>> begin Data to process

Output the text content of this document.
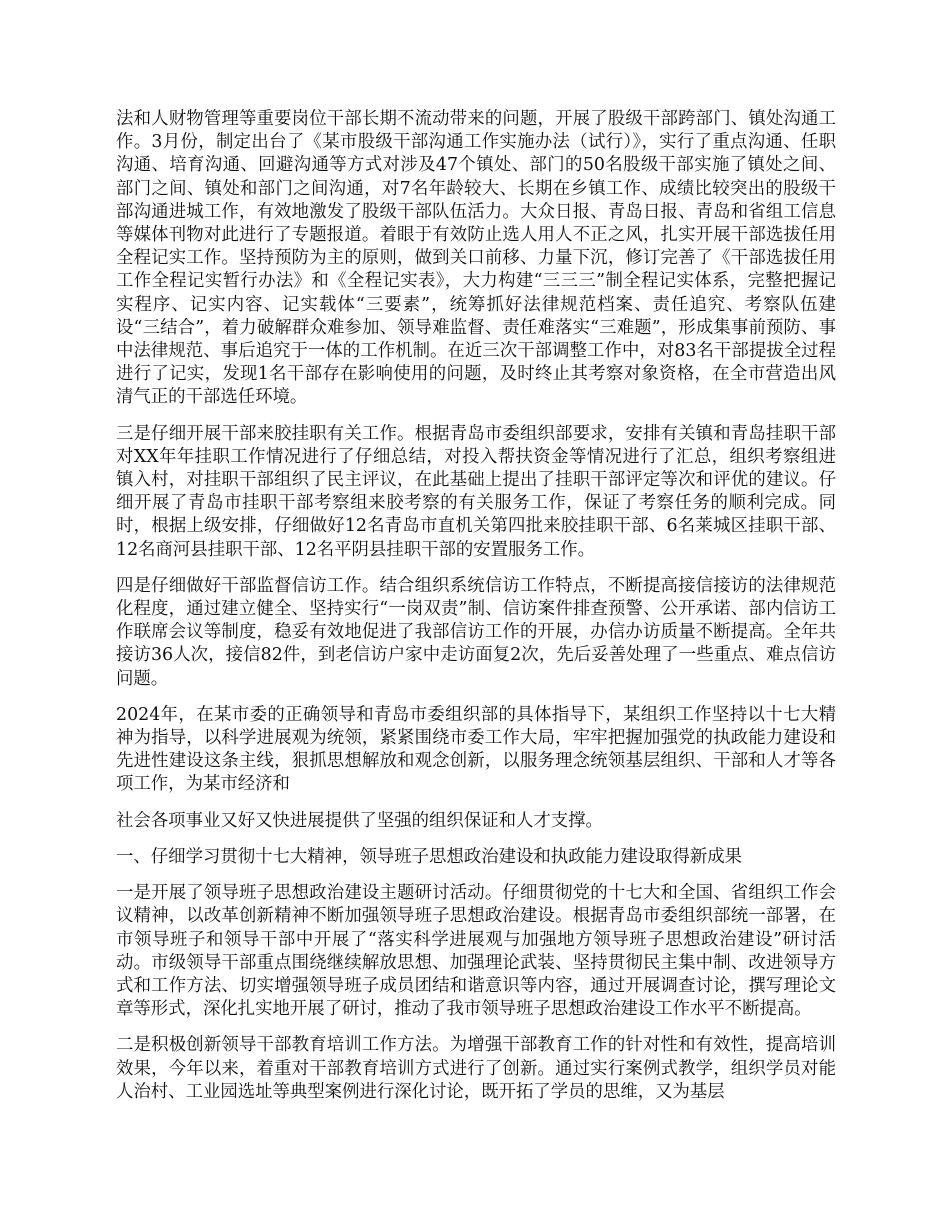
法和人财物管理等重要岗位干部长期不流动带来的问题，开展了股级干部跨部门、镇处沟通工作。3月份，制定出台了《某市股级干部沟通工作实施办法（试行）》，实行了重点沟通、任职沟通、培育沟通、回避沟通等方式对涉及47个镇处、部门的50名股级干部实施了镇处之间、部门之间、镇处和部门之间沟通，对7名年龄较大、长期在乡镇工作、成绩比较突出的股级干部沟通进城工作，有效地激发了股级干部队伍活力。大众日报、青岛日报、青岛和省组工信息等媒体刊物对此进行了专题报道。着眼于有效防止选人用人不正之风，扎实开展干部选拔任用全程记实工作。坚持预防为主的原则，做到关口前移、力量下沉，修订完善了《干部选拔任用工作全程记实暂行办法》和《全程记实表》，大力构建“三三三”制全程记实体系，完整把握记实程序、记实内容、记实载体“三要素”，统筹抓好法律规范档案、责任追究、考察队伍建设“三结合”，着力破解群众难参加、领导难监督、责任难落实“三难题”，形成集事前预防、事中法律规范、事后追究于一体的工作机制。在近三次干部调整工作中，对83名干部提拔全过程进行了记实，发现1名干部存在影响使用的问题，及时终止其考察对象资格，在全市营造出风清气正的干部选任环境。

三是仔细开展干部来胶挂职有关工作。根据青岛市委组织部要求，安排有关镇和青岛挂职干部对XX年年挂职工作情况进行了仔细总结，对投入帮扶资金等情况进行了汇总，组织考察组进镇入村，对挂职干部组织了民主评议，在此基础上提出了挂职干部评定等次和评优的建议。仔细开展了青岛市挂职干部考察组来胶考察的有关服务工作，保证了考察任务的顺利完成。同时，根据上级安排，仔细做好12名青岛市直机关第四批来胶挂职干部、6名莱城区挂职干部、12名商河县挂职干部、12名平阴县挂职干部的安置服务工作。

四是仔细做好干部监督信访工作。结合组织系统信访工作特点，不断提高接信接访的法律规范化程度，通过建立健全、坚持实行“一岗双责”制、信访案件排查预警、公开承诺、部内信访工作联席会议等制度，稳妥有效地促进了我部信访工作的开展，办信办访质量不断提高。全年共接访36人次，接信82件，到老信访户家中走访面复2次，先后妥善处理了一些重点、难点信访问题。

2024年，在某市委的正确领导和青岛市委组织部的具体指导下，某组织工作坚持以十七大精神为指导，以科学进展观为统领，紧紧围绕市委工作大局，牢牢把握加强党的执政能力建设和先进性建设这条主线，狠抓思想解放和观念创新，以服务理念统领基层组织、干部和人才等各项工作，为某市经济和

社会各项事业又好又快进展提供了坚强的组织保证和人才支撑。

一、仔细学习贯彻十七大精神，领导班子思想政治建设和执政能力建设取得新成果

一是开展了领导班子思想政治建设主题研讨活动。仔细贯彻党的十七大和全国、省组织工作会议精神，以改革创新精神不断加强领导班子思想政治建设。根据青岛市委组织部统一部署，在市领导班子和领导干部中开展了“落实科学进展观与加强地方领导班子思想政治建设”研讨活动。市级领导干部重点围绕继续解放思想、加强理论武装、坚持贯彻民主集中制、改进领导方式和工作方法、切实增强领导班子成员团结和谐意识等内容，通过开展调查讨论，撰写理论文章等形式，深化扎实地开展了研讨，推动了我市领导班子思想政治建设工作水平不断提高。

二是积极创新领导干部教育培训工作方法。为增强干部教育工作的针对性和有效性，提高培训效果，今年以来，着重对干部教育培训方式进行了创新。通过实行案例式教学，组织学员对能人治村、工业园选址等典型案例进行深化讨论，既开拓了学员的思维，又为基层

>> end Data to process

◆ **Goal**
Skip every picture and transcribe the data above exactly.

◆ **Written answer**
Output the text content of this document.
法和人财物管理等重要岗位干部长期不流动带来的问题，开展了股级干部跨部门、镇处沟通工作。3月份，制定出台了《某市股级干部沟通工作实施办法（试行）》，实行了重点沟通、任职沟通、培育沟通、回避沟通等方式对涉及47个镇处、部门的50名股级干部实施了镇处之间、部门之间、镇处和部门之间沟通，对7名年龄较大、长期在乡镇工作、成绩比较突出的股级干部沟通进城工作，有效地激发了股级干部队伍活力。大众日报、青岛日报、青岛和省组工信息等媒体刊物对此进行了专题报道。着眼于有效防止选人用人不正之风，扎实开展干部选拔任用全程记实工作。坚持预防为主的原则，做到关口前移、力量下沉，修订完善了《干部选拔任用工作全程记实暂行办法》和《全程记实表》，大力构建“三三三”制全程记实体系，完整把握记实程序、记实内容、记实载体“三要素”，统筹抓好法律规范档案、责任追究、考察队伍建设“三结合”，着力破解群众难参加、领导难监督、责任难落实“三难题”，形成集事前预防、事中法律规范、事后追究于一体的工作机制。在近三次干部调整工作中，对83名干部提拔全过程进行了记实，发现1名干部存在影响使用的问题，及时终止其考察对象资格，在全市营造出风清气正的干部选任环境。

三是仔细开展干部来胶挂职有关工作。根据青岛市委组织部要求，安排有关镇和青岛挂职干部对XX年年挂职工作情况进行了仔细总结，对投入帮扶资金等情况进行了汇总，组织考察组进镇入村，对挂职干部组织了民主评议，在此基础上提出了挂职干部评定等次和评优的建议。仔细开展了青岛市挂职干部考察组来胶考察的有关服务工作，保证了考察任务的顺利完成。同时，根据上级安排，仔细做好12名青岛市直机关第四批来胶挂职干部、6名莱城区挂职干部、12名商河县挂职干部、12名平阴县挂职干部的安置服务工作。

四是仔细做好干部监督信访工作。结合组织系统信访工作特点，不断提高接信接访的法律规范化程度，通过建立健全、坚持实行“一岗双责”制、信访案件排查预警、公开承诺、部内信访工作联席会议等制度，稳妥有效地促进了我部信访工作的开展，办信办访质量不断提高。全年共接访36人次，接信82件，到老信访户家中走访面复2次，先后妥善处理了一些重点、难点信访问题。

2024年，在某市委的正确领导和青岛市委组织部的具体指导下，某组织工作坚持以十七大精神为指导，以科学进展观为统领，紧紧围绕市委工作大局，牢牢把握加强党的执政能力建设和先进性建设这条主线，狠抓思想解放和观念创新，以服务理念统领基层组织、干部和人才等各项工作，为某市经济和

社会各项事业又好又快进展提供了坚强的组织保证和人才支撑。

一、仔细学习贯彻十七大精神，领导班子思想政治建设和执政能力建设取得新成果

一是开展了领导班子思想政治建设主题研讨活动。仔细贯彻党的十七大和全国、省组织工作会议精神，以改革创新精神不断加强领导班子思想政治建设。根据青岛市委组织部统一部署，在市领导班子和领导干部中开展了“落实科学进展观与加强地方领导班子思想政治建设”研讨活动。市级领导干部重点围绕继续解放思想、加强理论武装、坚持贯彻民主集中制、改进领导方式和工作方法、切实增强领导班子成员团结和谐意识等内容，通过开展调查讨论，撰写理论文章等形式，深化扎实地开展了研讨，推动了我市领导班子思想政治建设工作水平不断提高。

二是积极创新领导干部教育培训工作方法。为增强干部教育工作的针对性和有效性，提高培训效果，今年以来，着重对干部教育培训方式进行了创新。通过实行案例式教学，组织学员对能人治村、工业园选址等典型案例进行深化讨论，既开拓了学员的思维，又为基层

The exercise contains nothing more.